TASK DETAILS: Please pull out every line that includes the string "Эксмо".

*****

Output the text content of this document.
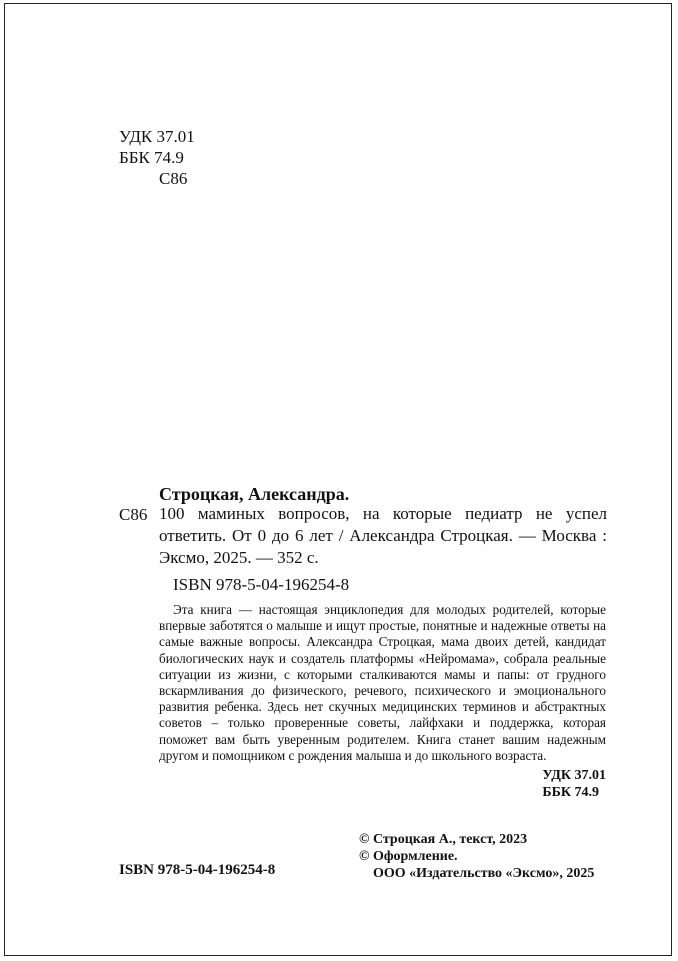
УДК 37.01
ББК 74.9
С86
Строцкая, Александра.
С86 100 маминых вопросов, на которые педиатр не успел ответить. От 0 до 6 лет / Александра Строцкая. — Москва : Эксмо, 2025. — 352 с.
ISBN 978-5-04-196254-8
Эта книга — настоящая энциклопедия для молодых родителей, которые впервые заботятся о малыше и ищут простые, понятные и надежные ответы на самые важные вопросы. Александра Строцкая, мама двоих детей, кандидат биологических наук и создатель платформы «Нейромама», собрала реальные ситуации из жизни, с которыми сталкиваются мамы и папы: от грудного вскармливания до физического, речевого, психического и эмоционального развития ребенка. Здесь нет скучных медицинских терминов и абстрактных советов – только проверенные советы, лайфхаки и поддержка, которая поможет вам быть уверенным родителем. Книга станет вашим надежным другом и помощником с рождения малыша и до школьного возраста.
УДК 37.01
ББК 74.9
ISBN 978-5-04-196254-8
© Строцкая А., текст, 2023
© Оформление.
ООО «Издательство «Эксмо», 2025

*****

FULL OUTPUT:
С86 100 маминых вопросов, на которые педиатр не успел ответить. От 0 до 6 лет / Александра Строцкая. — Москва : Эксмо, 2025. — 352 с.
ООО «Издательство «Эксмо», 2025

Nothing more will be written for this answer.